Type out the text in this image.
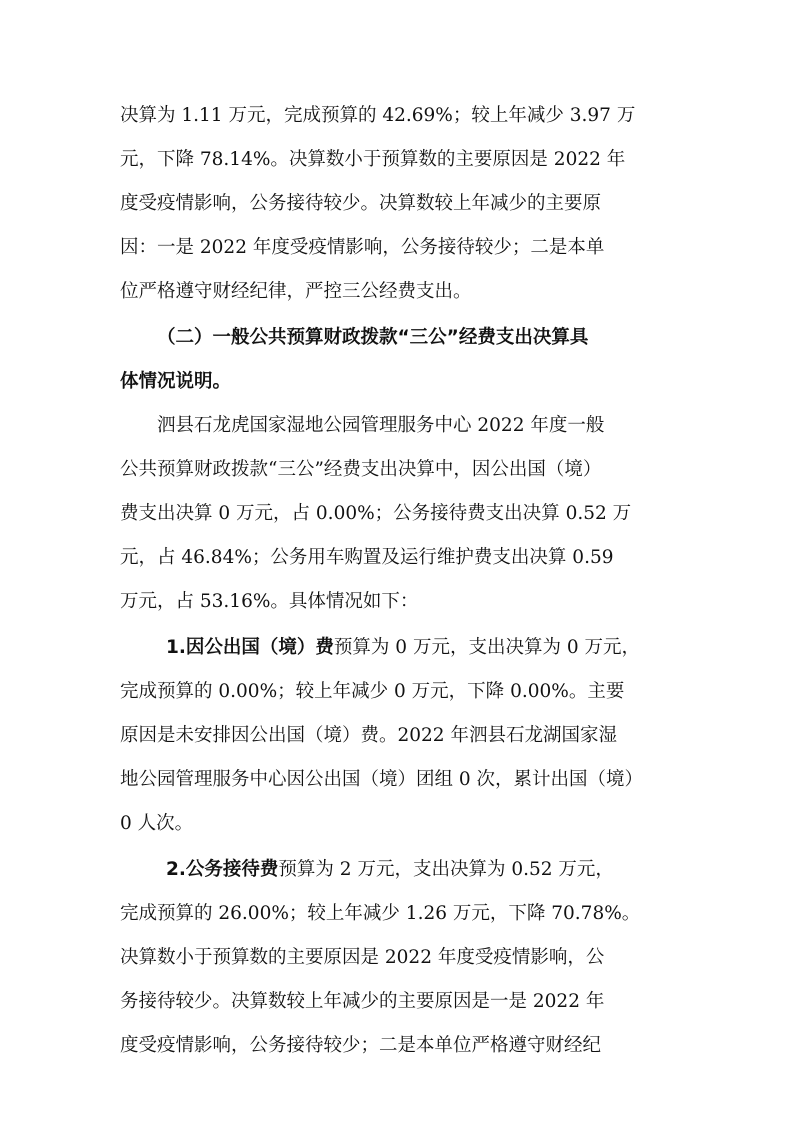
决算为 1.11 万元，完成预算的 42.69%；较上年减少 3.97 万
元，下降 78.14%。决算数小于预算数的主要原因是 2022 年
度受疫情影响，公务接待较少。决算数较上年减少的主要原
因：一是 2022 年度受疫情影响，公务接待较少；二是本单
位严格遵守财经纪律，严控三公经费支出。
（二）一般公共预算财政拨款“三公”经费支出决算具
体情况说明。
泗县石龙虎国家湿地公园管理服务中心 2022 年度一般
公共预算财政拨款“三公”经费支出决算中，因公出国（境）
费支出决算 0 万元，占 0.00%；公务接待费支出决算 0.52 万
元，占 46.84%；公务用车购置及运行维护费支出决算 0.59
万元，占 53.16%。具体情况如下：
1.因公出国（境）费预算为 0 万元，支出决算为 0 万元，
完成预算的 0.00%；较上年减少 0 万元，下降 0.00%。主要
原因是未安排因公出国（境）费。2022 年泗县石龙湖国家湿
地公园管理服务中心因公出国（境）团组 0 次，累计出国（境）
0 人次。
2.公务接待费预算为 2 万元，支出决算为 0.52 万元，
完成预算的 26.00%；较上年减少 1.26 万元，下降 70.78%。
决算数小于预算数的主要原因是 2022 年度受疫情影响，公
务接待较少。决算数较上年减少的主要原因是一是 2022 年
度受疫情影响，公务接待较少；二是本单位严格遵守财经纪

#####

▸ **Problem statement**
Extract all the data above exactly, excluding every picture.

▸ **The solution**
Type out the text in this image.
决算为 1.11 万元，完成预算的 42.69%；较上年减少 3.97 万
元，下降 78.14%。决算数小于预算数的主要原因是 2022 年
度受疫情影响，公务接待较少。决算数较上年减少的主要原
因：一是 2022 年度受疫情影响，公务接待较少；二是本单
位严格遵守财经纪律，严控三公经费支出。
（二）一般公共预算财政拨款“三公”经费支出决算具
体情况说明。
泗县石龙虎国家湿地公园管理服务中心 2022 年度一般
公共预算财政拨款“三公”经费支出决算中，因公出国（境）
费支出决算 0 万元，占 0.00%；公务接待费支出决算 0.52 万
元，占 46.84%；公务用车购置及运行维护费支出决算 0.59
万元，占 53.16%。具体情况如下：
1.因公出国（境）费预算为 0 万元，支出决算为 0 万元，
完成预算的 0.00%；较上年减少 0 万元，下降 0.00%。主要
原因是未安排因公出国（境）费。2022 年泗县石龙湖国家湿
地公园管理服务中心因公出国（境）团组 0 次，累计出国（境）
0 人次。
2.公务接待费预算为 2 万元，支出决算为 0.52 万元，
完成预算的 26.00%；较上年减少 1.26 万元，下降 70.78%。
决算数小于预算数的主要原因是 2022 年度受疫情影响，公
务接待较少。决算数较上年减少的主要原因是一是 2022 年
度受疫情影响，公务接待较少；二是本单位严格遵守财经纪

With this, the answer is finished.